[begin DATA IN THIS EXERCISE]

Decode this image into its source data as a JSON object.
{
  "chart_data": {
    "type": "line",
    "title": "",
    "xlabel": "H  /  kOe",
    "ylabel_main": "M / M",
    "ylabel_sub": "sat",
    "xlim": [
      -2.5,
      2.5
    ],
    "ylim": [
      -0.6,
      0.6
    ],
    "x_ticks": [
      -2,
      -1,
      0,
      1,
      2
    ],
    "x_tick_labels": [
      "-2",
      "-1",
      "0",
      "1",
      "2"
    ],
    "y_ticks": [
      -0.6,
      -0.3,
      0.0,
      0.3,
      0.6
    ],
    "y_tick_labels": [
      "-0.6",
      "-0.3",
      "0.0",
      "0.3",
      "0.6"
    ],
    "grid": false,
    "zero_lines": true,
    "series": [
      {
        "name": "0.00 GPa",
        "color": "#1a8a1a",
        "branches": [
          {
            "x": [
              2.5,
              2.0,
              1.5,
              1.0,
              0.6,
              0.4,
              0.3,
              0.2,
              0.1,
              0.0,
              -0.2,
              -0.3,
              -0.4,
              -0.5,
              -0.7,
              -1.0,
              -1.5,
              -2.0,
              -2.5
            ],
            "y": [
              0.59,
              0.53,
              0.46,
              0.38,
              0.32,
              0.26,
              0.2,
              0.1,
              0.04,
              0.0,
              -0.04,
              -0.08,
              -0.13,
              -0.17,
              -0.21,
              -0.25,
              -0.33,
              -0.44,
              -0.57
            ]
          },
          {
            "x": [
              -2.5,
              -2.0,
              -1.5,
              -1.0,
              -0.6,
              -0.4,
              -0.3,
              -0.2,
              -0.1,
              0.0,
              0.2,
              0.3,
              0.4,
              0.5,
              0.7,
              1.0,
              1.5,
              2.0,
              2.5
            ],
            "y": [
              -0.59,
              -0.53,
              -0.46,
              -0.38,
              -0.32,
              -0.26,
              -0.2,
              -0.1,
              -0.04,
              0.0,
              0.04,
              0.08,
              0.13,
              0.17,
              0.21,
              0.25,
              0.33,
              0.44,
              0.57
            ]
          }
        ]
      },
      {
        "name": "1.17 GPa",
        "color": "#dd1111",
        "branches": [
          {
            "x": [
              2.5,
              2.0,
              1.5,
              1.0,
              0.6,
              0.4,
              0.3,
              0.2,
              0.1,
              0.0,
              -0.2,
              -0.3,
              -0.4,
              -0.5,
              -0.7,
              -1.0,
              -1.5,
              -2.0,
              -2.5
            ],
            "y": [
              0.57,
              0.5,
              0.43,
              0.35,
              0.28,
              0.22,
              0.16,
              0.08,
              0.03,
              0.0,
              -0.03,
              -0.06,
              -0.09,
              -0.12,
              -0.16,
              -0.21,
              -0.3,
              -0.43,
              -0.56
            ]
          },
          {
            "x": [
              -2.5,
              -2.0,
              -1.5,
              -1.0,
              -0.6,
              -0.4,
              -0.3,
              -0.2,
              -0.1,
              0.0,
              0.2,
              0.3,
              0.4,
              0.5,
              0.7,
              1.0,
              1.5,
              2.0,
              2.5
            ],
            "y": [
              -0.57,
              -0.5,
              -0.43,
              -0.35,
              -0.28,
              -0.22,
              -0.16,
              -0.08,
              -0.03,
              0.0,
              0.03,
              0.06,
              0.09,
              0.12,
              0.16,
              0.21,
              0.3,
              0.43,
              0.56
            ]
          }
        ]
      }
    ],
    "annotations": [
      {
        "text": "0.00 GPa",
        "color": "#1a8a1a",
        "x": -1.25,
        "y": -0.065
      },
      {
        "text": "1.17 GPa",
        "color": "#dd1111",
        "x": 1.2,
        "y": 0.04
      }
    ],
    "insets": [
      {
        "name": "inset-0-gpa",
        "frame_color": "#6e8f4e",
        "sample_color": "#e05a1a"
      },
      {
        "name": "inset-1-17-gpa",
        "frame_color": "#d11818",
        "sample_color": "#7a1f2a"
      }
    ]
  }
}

[end DATA IN THIS EXERCISE]

TASK
Extract all of the data shown above and repeat it verbatim.

RESPONSE TO THIS EXERCISE
Decode this image into its source data as a JSON object.
{
  "chart_data": {
    "type": "line",
    "title": "",
    "xlabel": "H  /  kOe",
    "ylabel_main": "M / M",
    "ylabel_sub": "sat",
    "xlim": [
      -2.5,
      2.5
    ],
    "ylim": [
      -0.6,
      0.6
    ],
    "x_ticks": [
      -2,
      -1,
      0,
      1,
      2
    ],
    "x_tick_labels": [
      "-2",
      "-1",
      "0",
      "1",
      "2"
    ],
    "y_ticks": [
      -0.6,
      -0.3,
      0.0,
      0.3,
      0.6
    ],
    "y_tick_labels": [
      "-0.6",
      "-0.3",
      "0.0",
      "0.3",
      "0.6"
    ],
    "grid": false,
    "zero_lines": true,
    "series": [
      {
        "name": "0.00 GPa",
        "color": "#1a8a1a",
        "branches": [
          {
            "x": [
              2.5,
              2.0,
              1.5,
              1.0,
              0.6,
              0.4,
              0.3,
              0.2,
              0.1,
              0.0,
              -0.2,
              -0.3,
              -0.4,
              -0.5,
              -0.7,
              -1.0,
              -1.5,
              -2.0,
              -2.5
            ],
            "y": [
              0.59,
              0.53,
              0.46,
              0.38,
              0.32,
              0.26,
              0.2,
              0.1,
              0.04,
              0.0,
              -0.04,
              -0.08,
              -0.13,
              -0.17,
              -0.21,
              -0.25,
              -0.33,
              -0.44,
              -0.57
            ]
          },
          {
            "x": [
              -2.5,
              -2.0,
              -1.5,
              -1.0,
              -0.6,
              -0.4,
              -0.3,
              -0.2,
              -0.1,
              0.0,
              0.2,
              0.3,
              0.4,
              0.5,
              0.7,
              1.0,
              1.5,
              2.0,
              2.5
            ],
            "y": [
              -0.59,
              -0.53,
              -0.46,
              -0.38,
              -0.32,
              -0.26,
              -0.2,
              -0.1,
              -0.04,
              0.0,
              0.04,
              0.08,
              0.13,
              0.17,
              0.21,
              0.25,
              0.33,
              0.44,
              0.57
            ]
          }
        ]
      },
      {
        "name": "1.17 GPa",
        "color": "#dd1111",
        "branches": [
          {
            "x": [
              2.5,
              2.0,
              1.5,
              1.0,
              0.6,
              0.4,
              0.3,
              0.2,
              0.1,
              0.0,
              -0.2,
              -0.3,
              -0.4,
              -0.5,
              -0.7,
              -1.0,
              -1.5,
              -2.0,
              -2.5
            ],
            "y": [
              0.57,
              0.5,
              0.43,
              0.35,
              0.28,
              0.22,
              0.16,
              0.08,
              0.03,
              0.0,
              -0.03,
              -0.06,
              -0.09,
              -0.12,
              -0.16,
              -0.21,
              -0.3,
              -0.43,
              -0.56
            ]
          },
          {
            "x": [
              -2.5,
              -2.0,
              -1.5,
              -1.0,
              -0.6,
              -0.4,
              -0.3,
              -0.2,
              -0.1,
              0.0,
              0.2,
              0.3,
              0.4,
              0.5,
              0.7,
              1.0,
              1.5,
              2.0,
              2.5
            ],
            "y": [
              -0.57,
              -0.5,
              -0.43,
              -0.35,
              -0.28,
              -0.22,
              -0.16,
              -0.08,
              -0.03,
              0.0,
              0.03,
              0.06,
              0.09,
              0.12,
              0.16,
              0.21,
              0.3,
              0.43,
              0.56
            ]
          }
        ]
      }
    ],
    "annotations": [
      {
        "text": "0.00 GPa",
        "color": "#1a8a1a",
        "x": -1.25,
        "y": -0.065
      },
      {
        "text": "1.17 GPa",
        "color": "#dd1111",
        "x": 1.2,
        "y": 0.04
      }
    ],
    "insets": [
      {
        "name": "inset-0-gpa",
        "frame_color": "#6e8f4e",
        "sample_color": "#e05a1a"
      },
      {
        "name": "inset-1-17-gpa",
        "frame_color": "#d11818",
        "sample_color": "#7a1f2a"
      }
    ]
  }
}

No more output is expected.